*Short problem*:
Pull every "Beauregard" line out of the data below.

*Excerpted data*:
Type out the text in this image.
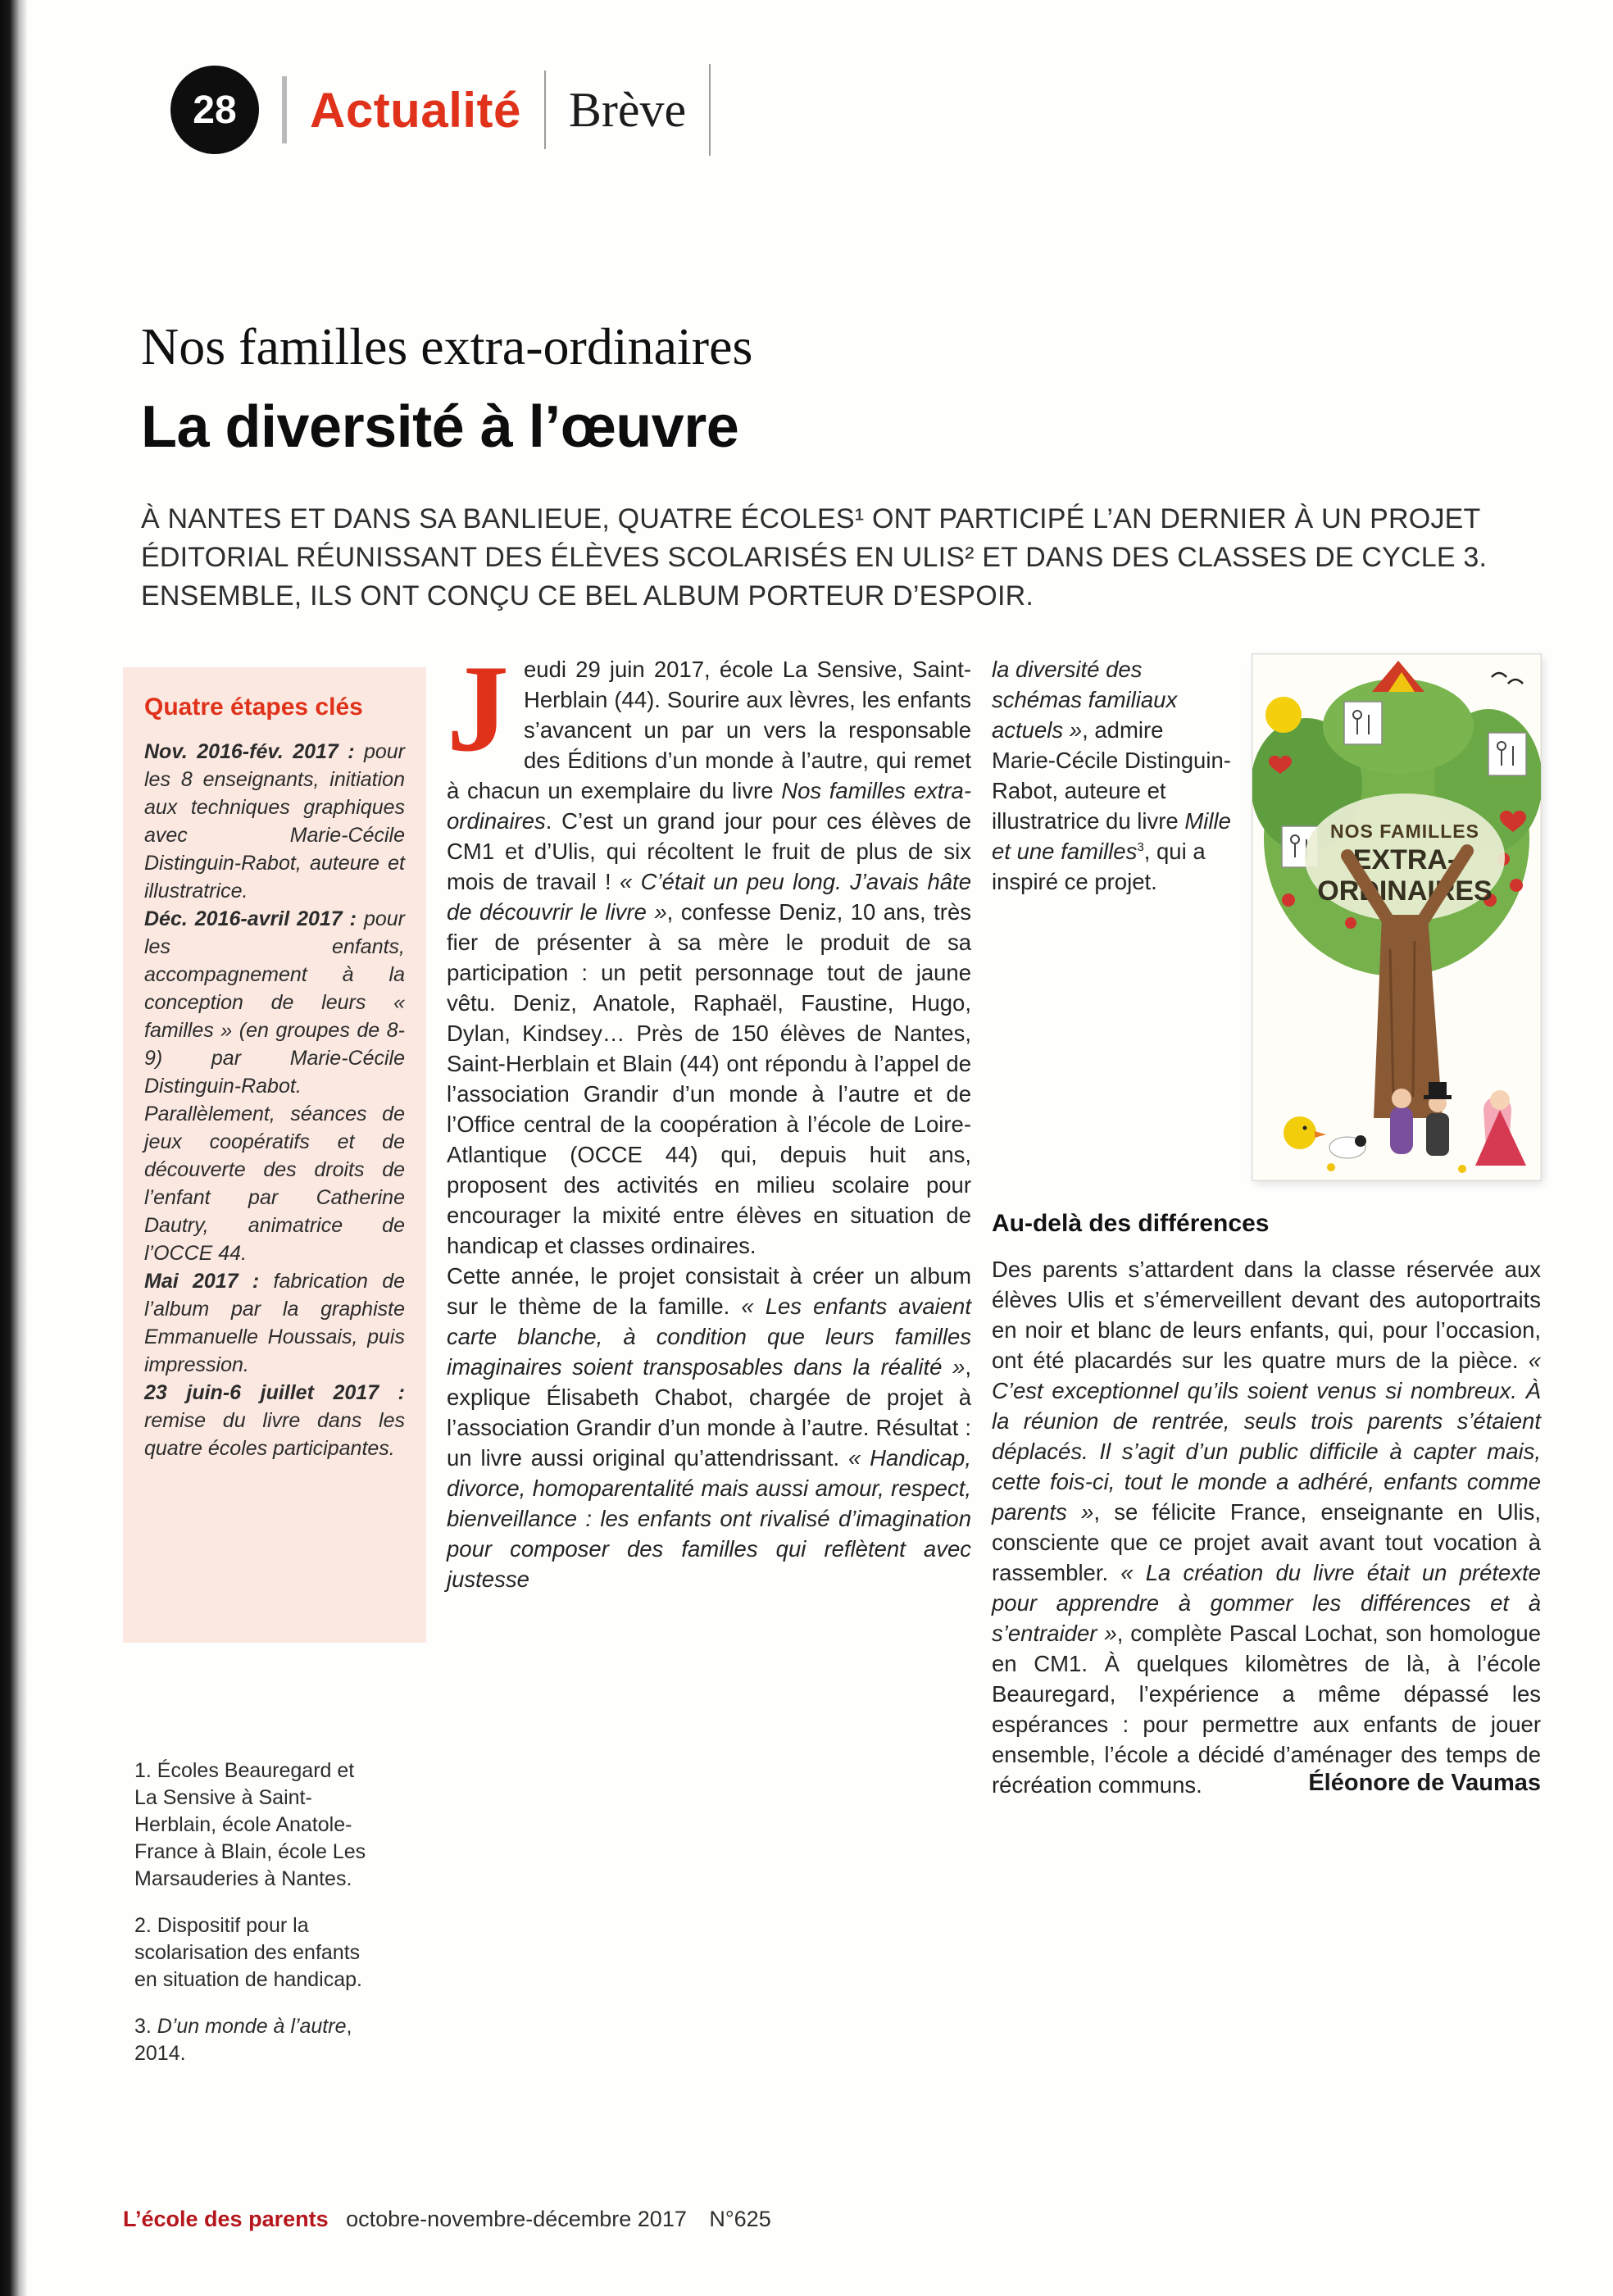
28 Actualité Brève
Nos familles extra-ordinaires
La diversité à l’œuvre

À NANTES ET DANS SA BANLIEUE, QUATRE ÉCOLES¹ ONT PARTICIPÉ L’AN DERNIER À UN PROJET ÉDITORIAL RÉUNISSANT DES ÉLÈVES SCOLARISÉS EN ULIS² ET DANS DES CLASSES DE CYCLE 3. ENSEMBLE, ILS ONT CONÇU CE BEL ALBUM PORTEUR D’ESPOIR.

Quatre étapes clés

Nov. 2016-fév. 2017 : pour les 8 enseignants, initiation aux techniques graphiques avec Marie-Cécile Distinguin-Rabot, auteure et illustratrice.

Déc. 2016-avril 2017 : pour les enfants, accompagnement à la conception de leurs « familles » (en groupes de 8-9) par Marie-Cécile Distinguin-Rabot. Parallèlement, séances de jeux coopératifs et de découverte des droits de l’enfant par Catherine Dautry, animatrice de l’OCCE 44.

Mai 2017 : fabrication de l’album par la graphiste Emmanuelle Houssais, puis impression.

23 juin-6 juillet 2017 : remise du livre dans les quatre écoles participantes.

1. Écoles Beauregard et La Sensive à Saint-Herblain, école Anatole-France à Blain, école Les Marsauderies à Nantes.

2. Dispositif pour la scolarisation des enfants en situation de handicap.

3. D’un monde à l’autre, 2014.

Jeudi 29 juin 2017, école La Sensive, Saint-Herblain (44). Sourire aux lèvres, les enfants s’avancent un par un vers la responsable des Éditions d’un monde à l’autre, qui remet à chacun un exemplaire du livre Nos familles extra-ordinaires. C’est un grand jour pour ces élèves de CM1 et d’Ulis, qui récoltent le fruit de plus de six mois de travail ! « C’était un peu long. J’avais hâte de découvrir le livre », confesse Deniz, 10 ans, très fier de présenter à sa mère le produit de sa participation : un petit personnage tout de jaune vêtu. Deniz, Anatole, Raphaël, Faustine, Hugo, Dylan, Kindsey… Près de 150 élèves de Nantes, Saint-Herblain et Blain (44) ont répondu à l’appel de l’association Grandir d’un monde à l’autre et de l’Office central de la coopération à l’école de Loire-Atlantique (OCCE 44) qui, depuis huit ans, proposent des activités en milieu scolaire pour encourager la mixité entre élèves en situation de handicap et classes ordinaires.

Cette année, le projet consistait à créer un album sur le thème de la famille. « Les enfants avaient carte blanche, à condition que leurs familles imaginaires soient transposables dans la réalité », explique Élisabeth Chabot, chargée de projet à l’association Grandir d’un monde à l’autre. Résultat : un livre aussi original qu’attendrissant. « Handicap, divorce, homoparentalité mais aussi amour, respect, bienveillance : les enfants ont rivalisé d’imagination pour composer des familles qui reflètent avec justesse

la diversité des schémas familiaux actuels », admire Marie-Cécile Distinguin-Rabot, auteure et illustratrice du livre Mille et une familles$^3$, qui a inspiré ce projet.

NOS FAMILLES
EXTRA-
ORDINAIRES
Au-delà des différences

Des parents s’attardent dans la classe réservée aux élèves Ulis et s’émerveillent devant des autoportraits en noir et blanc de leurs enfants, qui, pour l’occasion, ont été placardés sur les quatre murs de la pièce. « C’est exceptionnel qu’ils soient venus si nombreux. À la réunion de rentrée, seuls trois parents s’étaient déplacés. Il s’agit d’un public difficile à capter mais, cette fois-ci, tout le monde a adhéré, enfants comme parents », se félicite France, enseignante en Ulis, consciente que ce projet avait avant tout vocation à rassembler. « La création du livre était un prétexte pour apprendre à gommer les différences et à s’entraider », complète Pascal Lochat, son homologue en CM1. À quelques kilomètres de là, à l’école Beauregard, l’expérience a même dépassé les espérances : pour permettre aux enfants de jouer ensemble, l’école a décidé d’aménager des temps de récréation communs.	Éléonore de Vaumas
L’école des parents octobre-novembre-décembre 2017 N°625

---

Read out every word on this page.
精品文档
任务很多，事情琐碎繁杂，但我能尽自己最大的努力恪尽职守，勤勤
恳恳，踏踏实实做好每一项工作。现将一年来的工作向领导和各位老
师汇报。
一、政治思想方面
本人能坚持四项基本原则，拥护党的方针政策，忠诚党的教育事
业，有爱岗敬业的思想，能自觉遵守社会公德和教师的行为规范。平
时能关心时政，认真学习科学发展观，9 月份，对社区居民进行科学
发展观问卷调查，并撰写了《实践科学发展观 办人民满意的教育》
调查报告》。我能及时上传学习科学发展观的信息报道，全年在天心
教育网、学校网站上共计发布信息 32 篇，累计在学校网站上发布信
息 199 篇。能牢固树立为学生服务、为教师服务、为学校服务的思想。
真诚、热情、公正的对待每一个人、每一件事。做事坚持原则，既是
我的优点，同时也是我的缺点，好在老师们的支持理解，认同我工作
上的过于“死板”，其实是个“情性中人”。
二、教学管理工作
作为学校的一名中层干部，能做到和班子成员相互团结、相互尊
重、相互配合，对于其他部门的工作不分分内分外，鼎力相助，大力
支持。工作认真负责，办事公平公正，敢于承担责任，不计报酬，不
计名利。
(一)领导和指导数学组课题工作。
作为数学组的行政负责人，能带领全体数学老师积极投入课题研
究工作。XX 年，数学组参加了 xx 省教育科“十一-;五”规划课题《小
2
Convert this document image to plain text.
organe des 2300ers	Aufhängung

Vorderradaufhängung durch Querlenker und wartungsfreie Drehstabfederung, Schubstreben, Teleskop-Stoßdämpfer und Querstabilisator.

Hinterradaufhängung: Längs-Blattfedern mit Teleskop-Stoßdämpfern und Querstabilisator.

...

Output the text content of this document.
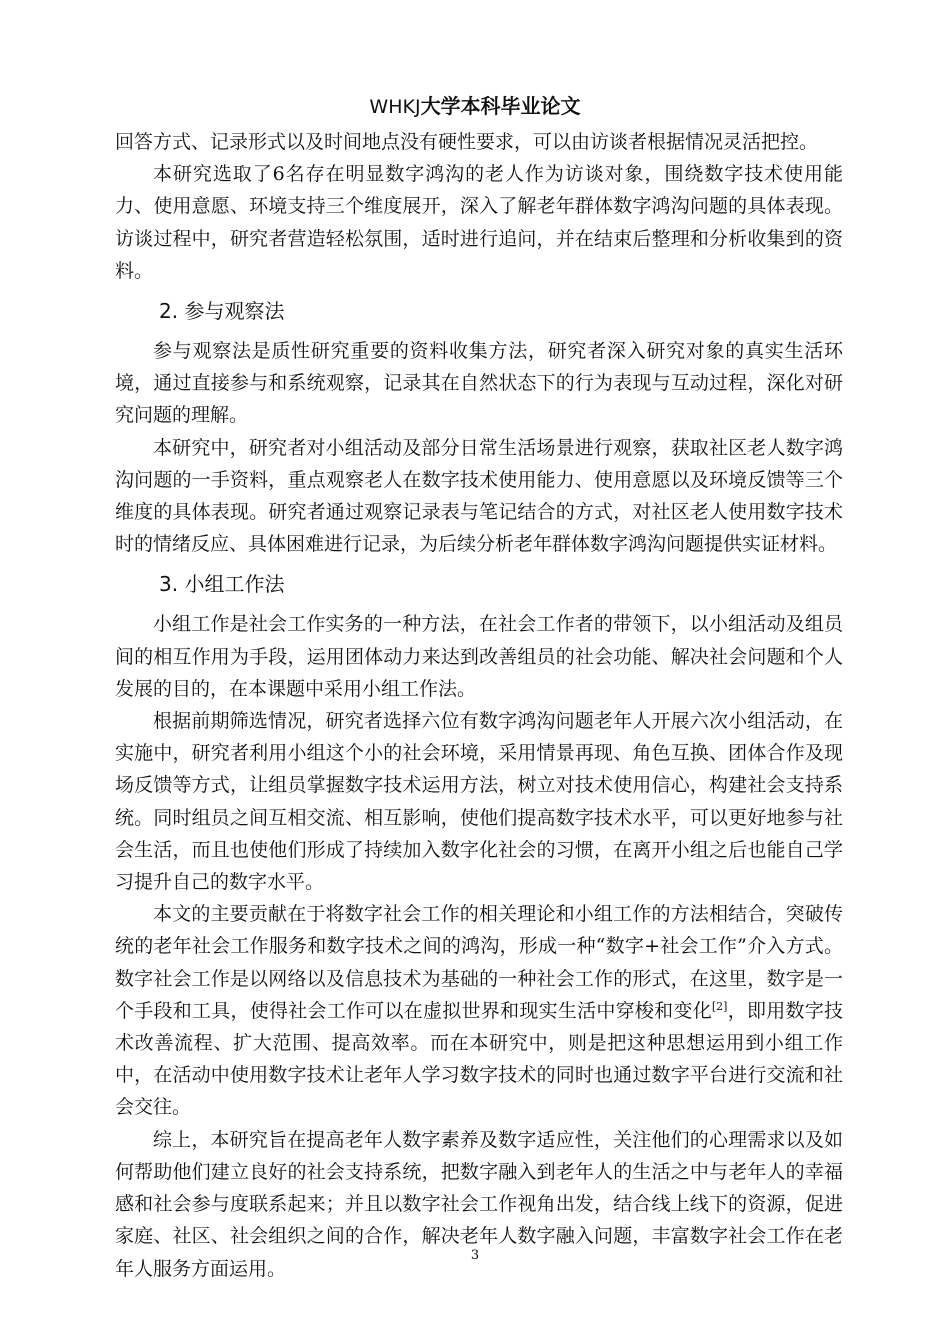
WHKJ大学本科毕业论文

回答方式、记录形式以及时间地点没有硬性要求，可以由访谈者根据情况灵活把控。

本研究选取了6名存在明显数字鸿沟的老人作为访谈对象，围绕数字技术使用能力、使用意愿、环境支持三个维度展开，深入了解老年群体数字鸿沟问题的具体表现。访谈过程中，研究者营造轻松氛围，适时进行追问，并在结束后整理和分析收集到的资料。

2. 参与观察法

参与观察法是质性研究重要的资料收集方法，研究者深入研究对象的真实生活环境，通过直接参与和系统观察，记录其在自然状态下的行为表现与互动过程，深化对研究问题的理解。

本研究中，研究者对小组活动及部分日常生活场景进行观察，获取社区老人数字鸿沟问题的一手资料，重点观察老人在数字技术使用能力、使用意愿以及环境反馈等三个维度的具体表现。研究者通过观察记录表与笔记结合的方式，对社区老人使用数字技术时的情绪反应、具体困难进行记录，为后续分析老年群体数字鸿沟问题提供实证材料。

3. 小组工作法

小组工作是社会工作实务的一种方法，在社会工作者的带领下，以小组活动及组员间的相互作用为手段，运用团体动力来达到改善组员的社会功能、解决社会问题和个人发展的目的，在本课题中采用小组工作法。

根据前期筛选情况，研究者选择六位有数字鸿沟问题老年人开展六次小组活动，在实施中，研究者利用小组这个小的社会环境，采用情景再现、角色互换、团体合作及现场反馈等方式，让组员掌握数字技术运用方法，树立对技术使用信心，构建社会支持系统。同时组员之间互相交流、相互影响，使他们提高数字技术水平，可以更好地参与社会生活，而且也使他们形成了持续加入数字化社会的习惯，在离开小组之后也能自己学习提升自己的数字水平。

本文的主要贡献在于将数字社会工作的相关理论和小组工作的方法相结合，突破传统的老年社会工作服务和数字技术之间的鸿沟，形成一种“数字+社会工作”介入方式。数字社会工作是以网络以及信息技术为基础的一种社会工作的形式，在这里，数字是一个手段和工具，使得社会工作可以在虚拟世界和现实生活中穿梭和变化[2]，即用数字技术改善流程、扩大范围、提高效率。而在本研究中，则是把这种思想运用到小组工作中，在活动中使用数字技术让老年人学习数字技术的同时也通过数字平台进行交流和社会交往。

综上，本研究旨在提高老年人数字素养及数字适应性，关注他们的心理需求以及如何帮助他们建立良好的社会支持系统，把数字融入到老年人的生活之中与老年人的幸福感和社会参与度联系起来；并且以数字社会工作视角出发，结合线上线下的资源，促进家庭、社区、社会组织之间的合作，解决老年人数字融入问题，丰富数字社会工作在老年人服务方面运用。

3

*Expected answer*:
1. Écoles Beauregard et La Sensive à Saint-Herblain, école Anatole-France à Blain, école Les Marsauderies à Nantes.
Des parents s’attardent dans la classe réservée aux élèves Ulis et s’émerveillent devant des autoportraits en noir et blanc de leurs enfants, qui, pour l’occasion, ont été placardés sur les quatre murs de la pièce. « C’est exceptionnel qu’ils soient venus si nombreux. À la réunion de rentrée, seuls trois parents s’étaient déplacés. Il s’agit d’un public difficile à capter mais, cette fois-ci, tout le monde a adhéré, enfants comme parents », se félicite France, enseignante en Ulis, consciente que ce projet avait avant tout vocation à rassembler. « La création du livre était un prétexte pour apprendre à gommer les différences et à s’entraider », complète Pascal Lochat, son homologue en CM1. À quelques kilomètres de là, à l’école Beauregard, l’expérience a même dépassé les espérances : pour permettre aux enfants de jouer ensemble, l’école a décidé d’aménager des temps de récréation communs.	Éléonore de Vaumas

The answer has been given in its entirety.